----- SEZIONE DI TESTO -----

Più aree verdi, piazze e servizi: Milano sogna in grande e immagina a come sarà nel 2030

Il comune di Milano sta pensando al nuovo piano di governo del territorio

Un rendering dello scalo ferroviario recuperato

Rigenerare le aree periferiche, le piazze e i nodi di interscambio della città, oltre a case in affitto a prezzi più ragionevoli e con più verde attorno. È la Milano del 2030 immaginata dalla giunta del primo cittadino Giuseppe Sala che sta lavorando al nuovo piano di governo del territorio della città. Un documento che nei prossimi anni stravolgerà il volto della città. 

Le linee guida del documento sono state presentate nella giornata di sabato 19 maggio alla Triennale di Milano. "Desideriamo che Milano diventi davvero la città voluta prima di tutto dai suoi cittadini e che da questa alleanza, senza sottrarci alla responsabilità delle decisioni che dovremo prendere, sia la carta decisiva per vincere la partita dei numerosi progetti, a partire da quelli per la riqualificazione delle periferie, che sono inseriti nel Piano di Governo del Territorio — ha dichiarato il sindaco Beppe Sala —. Ci saranno interventi su grandi superfici come gli ex Scali Ferroviari o su piccole aree che devono essere restituite ai cittadini, liberate dal degrado e con nuove funzioni". Quello della triennale è solo il primo di una serie di incontri pubblici sul Pgt: "In questi primi tre incontri disegneremo insieme la nostra città innanzitutto facendo sapere ai milanesi, nel dettaglio e con trasparenza, cosa abbiamo intenzione di fare. Il 2030 sembra un traguardo lontano, ma in realtà è proprio ora e così, attraverso il PGT, che iniziamo a vederlo".

Riqualificazione delle periferie, ma anche dei capolinea delle metropolitane e delle stazioni ferroviarie. Nei 12 nodi di interscambio individuati — Comasina, Bovisa, Stephenson, Cascina Gobba, Centrale, Garibaldi, San Donato, Rogoredo, Famagosta, Bisceglie, Lampugnano, Molino Dorino — il comune interverrà realizzando nuovi servizi che li trasformeranno in veri e propri punti di accesso alla città.

E proprio in queste zone ci sarà anche una "rivoluzione" residenziale: l'indice di edificabilità potrà essere maggiore di quello massimo consentito (1 mq/1mq); ma a una condizione: il costruttore deve contribuire a rigenerare lo spazio pubblico, con edifici di edilizia residenziale sociale in affitto.

-----

◆ **IL TUO OBIETTIVO**: Nell'articolo sul nuovo piano di governo del territorio di Milano, dove sono state presentate le linee guida del documento?

----- MATERIALE FORNITO -----

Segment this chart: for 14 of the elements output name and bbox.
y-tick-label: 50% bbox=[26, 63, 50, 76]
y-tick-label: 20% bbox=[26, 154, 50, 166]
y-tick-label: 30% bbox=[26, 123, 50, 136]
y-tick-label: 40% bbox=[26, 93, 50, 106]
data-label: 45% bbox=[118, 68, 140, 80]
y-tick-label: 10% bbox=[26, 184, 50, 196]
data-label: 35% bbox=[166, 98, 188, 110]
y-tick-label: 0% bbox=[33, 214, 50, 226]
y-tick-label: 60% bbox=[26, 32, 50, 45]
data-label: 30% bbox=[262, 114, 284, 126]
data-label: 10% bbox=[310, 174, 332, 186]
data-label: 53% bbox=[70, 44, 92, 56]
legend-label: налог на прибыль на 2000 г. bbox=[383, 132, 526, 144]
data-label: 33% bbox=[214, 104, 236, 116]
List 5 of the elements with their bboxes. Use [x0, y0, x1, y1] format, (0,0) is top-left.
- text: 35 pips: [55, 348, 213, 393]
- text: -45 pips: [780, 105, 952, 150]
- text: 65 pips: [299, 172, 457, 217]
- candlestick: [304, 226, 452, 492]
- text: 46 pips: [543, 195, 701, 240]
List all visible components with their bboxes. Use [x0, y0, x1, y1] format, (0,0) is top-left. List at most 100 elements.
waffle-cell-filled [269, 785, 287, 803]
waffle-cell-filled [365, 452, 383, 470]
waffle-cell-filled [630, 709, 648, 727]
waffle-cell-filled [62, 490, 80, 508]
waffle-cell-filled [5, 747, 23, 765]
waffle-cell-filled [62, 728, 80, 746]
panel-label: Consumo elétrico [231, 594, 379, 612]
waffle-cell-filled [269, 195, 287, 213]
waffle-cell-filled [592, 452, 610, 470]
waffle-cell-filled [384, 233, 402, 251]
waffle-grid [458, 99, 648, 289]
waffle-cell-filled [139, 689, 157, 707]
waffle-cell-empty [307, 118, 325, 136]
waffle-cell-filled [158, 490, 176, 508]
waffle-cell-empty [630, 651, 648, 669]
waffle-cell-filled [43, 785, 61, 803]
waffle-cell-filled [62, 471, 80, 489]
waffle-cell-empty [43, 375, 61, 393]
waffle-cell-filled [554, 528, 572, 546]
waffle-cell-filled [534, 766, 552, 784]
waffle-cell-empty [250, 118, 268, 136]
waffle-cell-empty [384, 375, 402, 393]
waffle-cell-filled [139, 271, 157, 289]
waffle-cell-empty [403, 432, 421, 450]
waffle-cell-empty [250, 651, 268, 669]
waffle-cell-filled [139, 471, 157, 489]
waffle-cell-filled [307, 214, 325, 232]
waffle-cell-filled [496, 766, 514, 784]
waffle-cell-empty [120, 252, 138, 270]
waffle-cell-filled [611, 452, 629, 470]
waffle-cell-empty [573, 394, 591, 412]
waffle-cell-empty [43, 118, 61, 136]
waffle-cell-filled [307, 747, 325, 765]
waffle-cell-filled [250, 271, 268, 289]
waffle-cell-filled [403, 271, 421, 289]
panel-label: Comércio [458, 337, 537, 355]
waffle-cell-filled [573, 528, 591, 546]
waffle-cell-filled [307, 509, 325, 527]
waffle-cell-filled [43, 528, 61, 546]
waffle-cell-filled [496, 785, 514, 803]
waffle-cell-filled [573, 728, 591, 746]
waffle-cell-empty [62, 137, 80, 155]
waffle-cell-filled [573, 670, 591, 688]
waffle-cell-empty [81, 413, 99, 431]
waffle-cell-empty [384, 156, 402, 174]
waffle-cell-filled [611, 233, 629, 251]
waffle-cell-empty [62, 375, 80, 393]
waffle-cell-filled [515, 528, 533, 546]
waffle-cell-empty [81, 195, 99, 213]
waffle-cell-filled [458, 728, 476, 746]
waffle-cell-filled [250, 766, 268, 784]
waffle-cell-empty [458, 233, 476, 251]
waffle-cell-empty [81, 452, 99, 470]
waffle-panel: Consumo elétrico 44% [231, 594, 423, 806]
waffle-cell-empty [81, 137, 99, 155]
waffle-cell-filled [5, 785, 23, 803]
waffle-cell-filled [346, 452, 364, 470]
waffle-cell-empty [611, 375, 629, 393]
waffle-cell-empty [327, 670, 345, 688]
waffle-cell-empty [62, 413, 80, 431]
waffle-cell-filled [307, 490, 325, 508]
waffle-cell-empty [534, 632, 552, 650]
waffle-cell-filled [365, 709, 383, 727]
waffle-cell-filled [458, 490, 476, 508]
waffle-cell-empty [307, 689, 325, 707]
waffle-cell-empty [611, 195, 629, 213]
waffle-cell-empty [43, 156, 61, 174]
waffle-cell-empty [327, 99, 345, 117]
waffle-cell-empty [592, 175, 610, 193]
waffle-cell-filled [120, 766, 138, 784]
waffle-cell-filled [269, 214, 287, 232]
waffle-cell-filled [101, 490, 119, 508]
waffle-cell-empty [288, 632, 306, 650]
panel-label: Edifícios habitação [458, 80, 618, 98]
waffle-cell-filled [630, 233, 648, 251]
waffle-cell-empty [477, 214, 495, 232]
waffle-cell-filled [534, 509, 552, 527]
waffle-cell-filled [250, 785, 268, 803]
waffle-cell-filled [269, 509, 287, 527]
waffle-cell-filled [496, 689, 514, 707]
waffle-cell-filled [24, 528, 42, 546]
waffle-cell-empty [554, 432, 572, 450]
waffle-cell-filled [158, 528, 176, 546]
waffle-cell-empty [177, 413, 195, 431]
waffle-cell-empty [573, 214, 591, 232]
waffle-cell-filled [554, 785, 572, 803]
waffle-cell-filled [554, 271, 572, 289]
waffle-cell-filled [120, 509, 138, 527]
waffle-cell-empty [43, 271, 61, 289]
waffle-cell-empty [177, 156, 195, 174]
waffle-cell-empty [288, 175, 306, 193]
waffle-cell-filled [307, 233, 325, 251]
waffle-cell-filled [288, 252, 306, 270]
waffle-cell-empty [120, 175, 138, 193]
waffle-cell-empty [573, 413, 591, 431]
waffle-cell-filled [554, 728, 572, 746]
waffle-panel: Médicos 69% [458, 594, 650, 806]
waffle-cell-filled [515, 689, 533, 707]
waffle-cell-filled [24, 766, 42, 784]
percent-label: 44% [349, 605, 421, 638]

-----

◆ **ESERCIZIO SVOLTO**: Alla Triennale di Milano, sabato 19 maggio.